── GIVEN RECORDS

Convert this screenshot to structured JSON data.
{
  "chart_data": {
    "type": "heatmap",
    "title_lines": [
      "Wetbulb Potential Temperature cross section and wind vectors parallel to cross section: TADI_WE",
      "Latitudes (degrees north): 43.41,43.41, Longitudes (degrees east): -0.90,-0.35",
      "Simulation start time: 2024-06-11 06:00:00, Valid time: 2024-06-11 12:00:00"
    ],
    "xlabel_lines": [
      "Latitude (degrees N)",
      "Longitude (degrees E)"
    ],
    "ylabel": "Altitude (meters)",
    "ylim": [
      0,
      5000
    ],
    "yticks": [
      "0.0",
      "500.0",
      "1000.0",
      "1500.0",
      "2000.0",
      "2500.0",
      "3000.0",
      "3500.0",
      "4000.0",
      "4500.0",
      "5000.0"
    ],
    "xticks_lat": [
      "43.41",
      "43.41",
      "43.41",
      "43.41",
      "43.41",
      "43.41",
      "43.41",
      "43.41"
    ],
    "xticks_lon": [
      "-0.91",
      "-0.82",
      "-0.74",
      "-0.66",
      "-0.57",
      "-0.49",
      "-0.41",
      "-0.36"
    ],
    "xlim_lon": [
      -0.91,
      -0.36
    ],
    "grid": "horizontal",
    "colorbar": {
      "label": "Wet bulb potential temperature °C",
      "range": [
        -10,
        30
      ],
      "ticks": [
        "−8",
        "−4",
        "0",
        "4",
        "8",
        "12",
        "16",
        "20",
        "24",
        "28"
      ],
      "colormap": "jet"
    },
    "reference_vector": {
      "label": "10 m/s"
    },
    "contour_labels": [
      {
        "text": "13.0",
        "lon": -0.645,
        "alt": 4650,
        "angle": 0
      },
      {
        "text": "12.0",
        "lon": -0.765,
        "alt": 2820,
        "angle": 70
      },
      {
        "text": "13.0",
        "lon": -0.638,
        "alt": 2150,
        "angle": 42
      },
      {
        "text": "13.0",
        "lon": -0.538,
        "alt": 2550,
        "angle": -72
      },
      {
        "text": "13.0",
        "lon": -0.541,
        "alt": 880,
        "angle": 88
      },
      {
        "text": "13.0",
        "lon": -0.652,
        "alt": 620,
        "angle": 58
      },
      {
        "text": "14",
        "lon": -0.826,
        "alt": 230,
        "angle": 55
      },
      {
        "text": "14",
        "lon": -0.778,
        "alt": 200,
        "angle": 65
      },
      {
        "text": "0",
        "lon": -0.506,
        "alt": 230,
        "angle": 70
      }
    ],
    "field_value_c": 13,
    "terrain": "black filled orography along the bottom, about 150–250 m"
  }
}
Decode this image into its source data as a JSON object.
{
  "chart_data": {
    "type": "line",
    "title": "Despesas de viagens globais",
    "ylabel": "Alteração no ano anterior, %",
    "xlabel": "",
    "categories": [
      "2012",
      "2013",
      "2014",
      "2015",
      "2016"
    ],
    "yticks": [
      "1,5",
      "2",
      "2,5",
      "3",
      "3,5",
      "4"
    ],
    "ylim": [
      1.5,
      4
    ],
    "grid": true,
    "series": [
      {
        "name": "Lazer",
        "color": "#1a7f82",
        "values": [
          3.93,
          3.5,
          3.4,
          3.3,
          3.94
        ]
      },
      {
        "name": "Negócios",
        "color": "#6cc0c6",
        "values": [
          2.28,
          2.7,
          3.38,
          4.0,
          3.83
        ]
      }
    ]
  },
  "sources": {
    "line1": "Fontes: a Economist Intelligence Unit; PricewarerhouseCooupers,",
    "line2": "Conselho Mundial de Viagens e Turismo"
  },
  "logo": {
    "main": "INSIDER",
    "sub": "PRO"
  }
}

────

▶ GIVEN INSTRUCTION: Using the data above, print every record exactly as shown.

▶ REPLY:
Convert this screenshot to structured JSON data.
{
  "chart_data": {
    "type": "heatmap",
    "title_lines": [
      "Wetbulb Potential Temperature cross section and wind vectors parallel to cross section: TADI_WE",
      "Latitudes (degrees north): 43.41,43.41, Longitudes (degrees east): -0.90,-0.35",
      "Simulation start time: 2024-06-11 06:00:00, Valid time: 2024-06-11 12:00:00"
    ],
    "xlabel_lines": [
      "Latitude (degrees N)",
      "Longitude (degrees E)"
    ],
    "ylabel": "Altitude (meters)",
    "ylim": [
      0,
      5000
    ],
    "yticks": [
      "0.0",
      "500.0",
      "1000.0",
      "1500.0",
      "2000.0",
      "2500.0",
      "3000.0",
      "3500.0",
      "4000.0",
      "4500.0",
      "5000.0"
    ],
    "xticks_lat": [
      "43.41",
      "43.41",
      "43.41",
      "43.41",
      "43.41",
      "43.41",
      "43.41",
      "43.41"
    ],
    "xticks_lon": [
      "-0.91",
      "-0.82",
      "-0.74",
      "-0.66",
      "-0.57",
      "-0.49",
      "-0.41",
      "-0.36"
    ],
    "xlim_lon": [
      -0.91,
      -0.36
    ],
    "grid": "horizontal",
    "colorbar": {
      "label": "Wet bulb potential temperature °C",
      "range": [
        -10,
        30
      ],
      "ticks": [
        "−8",
        "−4",
        "0",
        "4",
        "8",
        "12",
        "16",
        "20",
        "24",
        "28"
      ],
      "colormap": "jet"
    },
    "reference_vector": {
      "label": "10 m/s"
    },
    "contour_labels": [
      {
        "text": "13.0",
        "lon": -0.645,
        "alt": 4650,
        "angle": 0
      },
      {
        "text": "12.0",
        "lon": -0.765,
        "alt": 2820,
        "angle": 70
      },
      {
        "text": "13.0",
        "lon": -0.638,
        "alt": 2150,
        "angle": 42
      },
      {
        "text": "13.0",
        "lon": -0.538,
        "alt": 2550,
        "angle": -72
      },
      {
        "text": "13.0",
        "lon": -0.541,
        "alt": 880,
        "angle": 88
      },
      {
        "text": "13.0",
        "lon": -0.652,
        "alt": 620,
        "angle": 58
      },
      {
        "text": "14",
        "lon": -0.826,
        "alt": 230,
        "angle": 55
      },
      {
        "text": "14",
        "lon": -0.778,
        "alt": 200,
        "angle": 65
      },
      {
        "text": "0",
        "lon": -0.506,
        "alt": 230,
        "angle": 70
      }
    ],
    "field_value_c": 13,
    "terrain": "black filled orography along the bottom, about 150–250 m"
  }
}
Decode this image into its source data as a JSON object.
{
  "chart_data": {
    "type": "line",
    "title": "Despesas de viagens globais",
    "ylabel": "Alteração no ano anterior, %",
    "xlabel": "",
    "categories": [
      "2012",
      "2013",
      "2014",
      "2015",
      "2016"
    ],
    "yticks": [
      "1,5",
      "2",
      "2,5",
      "3",
      "3,5",
      "4"
    ],
    "ylim": [
      1.5,
      4
    ],
    "grid": true,
    "series": [
      {
        "name": "Lazer",
        "color": "#1a7f82",
        "values": [
          3.93,
          3.5,
          3.4,
          3.3,
          3.94
        ]
      },
      {
        "name": "Negócios",
        "color": "#6cc0c6",
        "values": [
          2.28,
          2.7,
          3.38,
          4.0,
          3.83
        ]
      }
    ]
  },
  "sources": {
    "line1": "Fontes: a Economist Intelligence Unit; PricewarerhouseCooupers,",
    "line2": "Conselho Mundial de Viagens e Turismo"
  },
  "logo": {
    "main": "INSIDER",
    "sub": "PRO"
  }
}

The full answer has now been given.